** Begin DATA PROVIDED **
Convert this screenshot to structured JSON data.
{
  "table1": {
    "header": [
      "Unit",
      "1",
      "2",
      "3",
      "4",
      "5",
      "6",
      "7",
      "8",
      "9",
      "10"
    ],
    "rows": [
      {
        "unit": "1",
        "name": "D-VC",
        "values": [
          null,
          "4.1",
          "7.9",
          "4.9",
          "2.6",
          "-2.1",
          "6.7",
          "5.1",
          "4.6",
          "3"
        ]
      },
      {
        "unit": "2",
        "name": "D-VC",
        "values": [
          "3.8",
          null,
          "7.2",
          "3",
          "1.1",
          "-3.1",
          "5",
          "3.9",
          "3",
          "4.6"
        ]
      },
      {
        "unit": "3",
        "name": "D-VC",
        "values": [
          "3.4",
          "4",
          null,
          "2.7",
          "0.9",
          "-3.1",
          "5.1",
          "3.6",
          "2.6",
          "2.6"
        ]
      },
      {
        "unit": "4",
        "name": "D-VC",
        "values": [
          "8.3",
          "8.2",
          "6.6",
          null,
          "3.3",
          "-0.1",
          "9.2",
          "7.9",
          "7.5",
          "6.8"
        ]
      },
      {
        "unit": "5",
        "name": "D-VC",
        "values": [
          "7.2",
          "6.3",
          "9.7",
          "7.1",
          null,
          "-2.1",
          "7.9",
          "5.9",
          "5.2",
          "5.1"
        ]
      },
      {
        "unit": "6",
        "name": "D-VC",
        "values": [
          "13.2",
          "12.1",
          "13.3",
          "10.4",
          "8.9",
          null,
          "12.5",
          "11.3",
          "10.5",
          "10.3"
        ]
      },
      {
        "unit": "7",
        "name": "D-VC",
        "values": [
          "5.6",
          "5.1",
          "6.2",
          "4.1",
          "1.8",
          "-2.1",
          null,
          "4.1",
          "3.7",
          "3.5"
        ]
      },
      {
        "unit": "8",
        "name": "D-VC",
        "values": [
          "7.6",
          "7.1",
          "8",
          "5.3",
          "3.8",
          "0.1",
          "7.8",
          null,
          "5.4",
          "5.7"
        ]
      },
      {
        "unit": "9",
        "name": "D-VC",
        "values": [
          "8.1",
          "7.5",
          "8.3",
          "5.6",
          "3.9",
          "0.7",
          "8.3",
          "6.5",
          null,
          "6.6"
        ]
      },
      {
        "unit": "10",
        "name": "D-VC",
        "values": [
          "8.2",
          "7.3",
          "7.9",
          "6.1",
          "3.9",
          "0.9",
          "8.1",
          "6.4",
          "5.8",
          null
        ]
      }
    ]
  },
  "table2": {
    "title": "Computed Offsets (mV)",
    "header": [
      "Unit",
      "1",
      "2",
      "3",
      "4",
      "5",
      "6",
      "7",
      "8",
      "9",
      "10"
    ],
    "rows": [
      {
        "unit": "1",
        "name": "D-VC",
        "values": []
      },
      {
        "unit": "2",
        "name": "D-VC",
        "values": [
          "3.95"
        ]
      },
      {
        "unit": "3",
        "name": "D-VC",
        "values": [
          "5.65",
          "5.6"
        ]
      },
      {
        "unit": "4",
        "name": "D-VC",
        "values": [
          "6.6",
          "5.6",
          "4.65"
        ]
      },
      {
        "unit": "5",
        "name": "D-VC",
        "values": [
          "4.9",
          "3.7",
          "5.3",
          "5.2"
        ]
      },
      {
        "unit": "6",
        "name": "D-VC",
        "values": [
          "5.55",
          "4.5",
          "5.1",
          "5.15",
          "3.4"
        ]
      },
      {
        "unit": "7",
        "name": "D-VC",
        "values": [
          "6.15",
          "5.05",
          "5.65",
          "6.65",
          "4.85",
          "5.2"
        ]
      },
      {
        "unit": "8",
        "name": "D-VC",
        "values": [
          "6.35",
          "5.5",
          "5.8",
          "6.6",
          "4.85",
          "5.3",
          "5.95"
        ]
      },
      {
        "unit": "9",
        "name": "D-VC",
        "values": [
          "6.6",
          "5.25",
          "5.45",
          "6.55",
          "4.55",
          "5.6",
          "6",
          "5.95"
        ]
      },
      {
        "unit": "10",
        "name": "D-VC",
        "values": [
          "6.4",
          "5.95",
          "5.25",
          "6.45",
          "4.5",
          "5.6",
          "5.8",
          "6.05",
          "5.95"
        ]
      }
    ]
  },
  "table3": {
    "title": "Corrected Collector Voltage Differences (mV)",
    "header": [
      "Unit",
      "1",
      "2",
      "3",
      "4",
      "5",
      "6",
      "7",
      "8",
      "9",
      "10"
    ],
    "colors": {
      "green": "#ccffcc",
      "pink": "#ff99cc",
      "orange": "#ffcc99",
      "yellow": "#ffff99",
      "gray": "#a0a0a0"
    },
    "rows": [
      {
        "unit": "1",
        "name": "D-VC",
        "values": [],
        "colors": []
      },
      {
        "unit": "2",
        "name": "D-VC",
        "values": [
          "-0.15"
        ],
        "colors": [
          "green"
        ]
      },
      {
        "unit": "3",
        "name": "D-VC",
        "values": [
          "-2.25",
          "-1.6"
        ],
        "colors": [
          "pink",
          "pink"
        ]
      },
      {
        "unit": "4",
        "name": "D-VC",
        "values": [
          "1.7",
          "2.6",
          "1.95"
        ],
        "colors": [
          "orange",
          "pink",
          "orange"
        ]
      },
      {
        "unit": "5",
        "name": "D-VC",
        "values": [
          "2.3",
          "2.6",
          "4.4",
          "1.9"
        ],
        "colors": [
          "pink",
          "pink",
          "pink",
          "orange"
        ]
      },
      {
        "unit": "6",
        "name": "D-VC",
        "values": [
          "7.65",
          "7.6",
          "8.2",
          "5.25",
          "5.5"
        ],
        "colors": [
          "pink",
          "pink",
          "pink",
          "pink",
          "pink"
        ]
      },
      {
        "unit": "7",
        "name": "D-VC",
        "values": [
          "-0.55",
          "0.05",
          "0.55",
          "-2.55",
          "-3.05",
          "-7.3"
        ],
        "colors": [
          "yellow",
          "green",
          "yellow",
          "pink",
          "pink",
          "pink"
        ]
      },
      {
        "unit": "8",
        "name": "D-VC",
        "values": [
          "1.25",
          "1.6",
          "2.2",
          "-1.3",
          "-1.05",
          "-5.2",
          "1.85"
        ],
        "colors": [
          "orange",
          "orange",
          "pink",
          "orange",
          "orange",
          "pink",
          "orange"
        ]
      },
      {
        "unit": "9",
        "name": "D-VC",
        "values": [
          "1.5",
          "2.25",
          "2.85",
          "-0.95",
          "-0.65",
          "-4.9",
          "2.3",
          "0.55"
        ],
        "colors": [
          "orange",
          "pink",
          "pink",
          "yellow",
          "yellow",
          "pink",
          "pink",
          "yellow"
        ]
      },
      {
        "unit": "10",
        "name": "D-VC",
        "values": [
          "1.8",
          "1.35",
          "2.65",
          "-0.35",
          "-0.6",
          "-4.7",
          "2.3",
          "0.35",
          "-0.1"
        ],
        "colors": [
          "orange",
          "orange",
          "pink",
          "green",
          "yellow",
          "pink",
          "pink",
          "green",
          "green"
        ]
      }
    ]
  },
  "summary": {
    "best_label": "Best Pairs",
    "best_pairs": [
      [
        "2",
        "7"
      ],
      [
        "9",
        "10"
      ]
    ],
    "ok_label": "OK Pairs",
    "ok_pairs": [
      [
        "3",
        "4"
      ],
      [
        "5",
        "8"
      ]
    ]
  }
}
** End DATA PROVIDED **
Copy every line of the records word for word.

- [OUTPUT FOR THIS EXERCISE]
Convert this screenshot to structured JSON data.
{
  "table1": {
    "header": [
      "Unit",
      "1",
      "2",
      "3",
      "4",
      "5",
      "6",
      "7",
      "8",
      "9",
      "10"
    ],
    "rows": [
      {
        "unit": "1",
        "name": "D-VC",
        "values": [
          null,
          "4.1",
          "7.9",
          "4.9",
          "2.6",
          "-2.1",
          "6.7",
          "5.1",
          "4.6",
          "3"
        ]
      },
      {
        "unit": "2",
        "name": "D-VC",
        "values": [
          "3.8",
          null,
          "7.2",
          "3",
          "1.1",
          "-3.1",
          "5",
          "3.9",
          "3",
          "4.6"
        ]
      },
      {
        "unit": "3",
        "name": "D-VC",
        "values": [
          "3.4",
          "4",
          null,
          "2.7",
          "0.9",
          "-3.1",
          "5.1",
          "3.6",
          "2.6",
          "2.6"
        ]
      },
      {
        "unit": "4",
        "name": "D-VC",
        "values": [
          "8.3",
          "8.2",
          "6.6",
          null,
          "3.3",
          "-0.1",
          "9.2",
          "7.9",
          "7.5",
          "6.8"
        ]
      },
      {
        "unit": "5",
        "name": "D-VC",
        "values": [
          "7.2",
          "6.3",
          "9.7",
          "7.1",
          null,
          "-2.1",
          "7.9",
          "5.9",
          "5.2",
          "5.1"
        ]
      },
      {
        "unit": "6",
        "name": "D-VC",
        "values": [
          "13.2",
          "12.1",
          "13.3",
          "10.4",
          "8.9",
          null,
          "12.5",
          "11.3",
          "10.5",
          "10.3"
        ]
      },
      {
        "unit": "7",
        "name": "D-VC",
        "values": [
          "5.6",
          "5.1",
          "6.2",
          "4.1",
          "1.8",
          "-2.1",
          null,
          "4.1",
          "3.7",
          "3.5"
        ]
      },
      {
        "unit": "8",
        "name": "D-VC",
        "values": [
          "7.6",
          "7.1",
          "8",
          "5.3",
          "3.8",
          "0.1",
          "7.8",
          null,
          "5.4",
          "5.7"
        ]
      },
      {
        "unit": "9",
        "name": "D-VC",
        "values": [
          "8.1",
          "7.5",
          "8.3",
          "5.6",
          "3.9",
          "0.7",
          "8.3",
          "6.5",
          null,
          "6.6"
        ]
      },
      {
        "unit": "10",
        "name": "D-VC",
        "values": [
          "8.2",
          "7.3",
          "7.9",
          "6.1",
          "3.9",
          "0.9",
          "8.1",
          "6.4",
          "5.8",
          null
        ]
      }
    ]
  },
  "table2": {
    "title": "Computed Offsets (mV)",
    "header": [
      "Unit",
      "1",
      "2",
      "3",
      "4",
      "5",
      "6",
      "7",
      "8",
      "9",
      "10"
    ],
    "rows": [
      {
        "unit": "1",
        "name": "D-VC",
        "values": []
      },
      {
        "unit": "2",
        "name": "D-VC",
        "values": [
          "3.95"
        ]
      },
      {
        "unit": "3",
        "name": "D-VC",
        "values": [
          "5.65",
          "5.6"
        ]
      },
      {
        "unit": "4",
        "name": "D-VC",
        "values": [
          "6.6",
          "5.6",
          "4.65"
        ]
      },
      {
        "unit": "5",
        "name": "D-VC",
        "values": [
          "4.9",
          "3.7",
          "5.3",
          "5.2"
        ]
      },
      {
        "unit": "6",
        "name": "D-VC",
        "values": [
          "5.55",
          "4.5",
          "5.1",
          "5.15",
          "3.4"
        ]
      },
      {
        "unit": "7",
        "name": "D-VC",
        "values": [
          "6.15",
          "5.05",
          "5.65",
          "6.65",
          "4.85",
          "5.2"
        ]
      },
      {
        "unit": "8",
        "name": "D-VC",
        "values": [
          "6.35",
          "5.5",
          "5.8",
          "6.6",
          "4.85",
          "5.3",
          "5.95"
        ]
      },
      {
        "unit": "9",
        "name": "D-VC",
        "values": [
          "6.6",
          "5.25",
          "5.45",
          "6.55",
          "4.55",
          "5.6",
          "6",
          "5.95"
        ]
      },
      {
        "unit": "10",
        "name": "D-VC",
        "values": [
          "6.4",
          "5.95",
          "5.25",
          "6.45",
          "4.5",
          "5.6",
          "5.8",
          "6.05",
          "5.95"
        ]
      }
    ]
  },
  "table3": {
    "title": "Corrected Collector Voltage Differences (mV)",
    "header": [
      "Unit",
      "1",
      "2",
      "3",
      "4",
      "5",
      "6",
      "7",
      "8",
      "9",
      "10"
    ],
    "colors": {
      "green": "#ccffcc",
      "pink": "#ff99cc",
      "orange": "#ffcc99",
      "yellow": "#ffff99",
      "gray": "#a0a0a0"
    },
    "rows": [
      {
        "unit": "1",
        "name": "D-VC",
        "values": [],
        "colors": []
      },
      {
        "unit": "2",
        "name": "D-VC",
        "values": [
          "-0.15"
        ],
        "colors": [
          "green"
        ]
      },
      {
        "unit": "3",
        "name": "D-VC",
        "values": [
          "-2.25",
          "-1.6"
        ],
        "colors": [
          "pink",
          "pink"
        ]
      },
      {
        "unit": "4",
        "name": "D-VC",
        "values": [
          "1.7",
          "2.6",
          "1.95"
        ],
        "colors": [
          "orange",
          "pink",
          "orange"
        ]
      },
      {
        "unit": "5",
        "name": "D-VC",
        "values": [
          "2.3",
          "2.6",
          "4.4",
          "1.9"
        ],
        "colors": [
          "pink",
          "pink",
          "pink",
          "orange"
        ]
      },
      {
        "unit": "6",
        "name": "D-VC",
        "values": [
          "7.65",
          "7.6",
          "8.2",
          "5.25",
          "5.5"
        ],
        "colors": [
          "pink",
          "pink",
          "pink",
          "pink",
          "pink"
        ]
      },
      {
        "unit": "7",
        "name": "D-VC",
        "values": [
          "-0.55",
          "0.05",
          "0.55",
          "-2.55",
          "-3.05",
          "-7.3"
        ],
        "colors": [
          "yellow",
          "green",
          "yellow",
          "pink",
          "pink",
          "pink"
        ]
      },
      {
        "unit": "8",
        "name": "D-VC",
        "values": [
          "1.25",
          "1.6",
          "2.2",
          "-1.3",
          "-1.05",
          "-5.2",
          "1.85"
        ],
        "colors": [
          "orange",
          "orange",
          "pink",
          "orange",
          "orange",
          "pink",
          "orange"
        ]
      },
      {
        "unit": "9",
        "name": "D-VC",
        "values": [
          "1.5",
          "2.25",
          "2.85",
          "-0.95",
          "-0.65",
          "-4.9",
          "2.3",
          "0.55"
        ],
        "colors": [
          "orange",
          "pink",
          "pink",
          "yellow",
          "yellow",
          "pink",
          "pink",
          "yellow"
        ]
      },
      {
        "unit": "10",
        "name": "D-VC",
        "values": [
          "1.8",
          "1.35",
          "2.65",
          "-0.35",
          "-0.6",
          "-4.7",
          "2.3",
          "0.35",
          "-0.1"
        ],
        "colors": [
          "orange",
          "orange",
          "pink",
          "green",
          "yellow",
          "pink",
          "pink",
          "green",
          "green"
        ]
      }
    ]
  },
  "summary": {
    "best_label": "Best Pairs",
    "best_pairs": [
      [
        "2",
        "7"
      ],
      [
        "9",
        "10"
      ]
    ],
    "ok_label": "OK Pairs",
    "ok_pairs": [
      [
        "3",
        "4"
      ],
      [
        "5",
        "8"
      ]
    ]
  }
}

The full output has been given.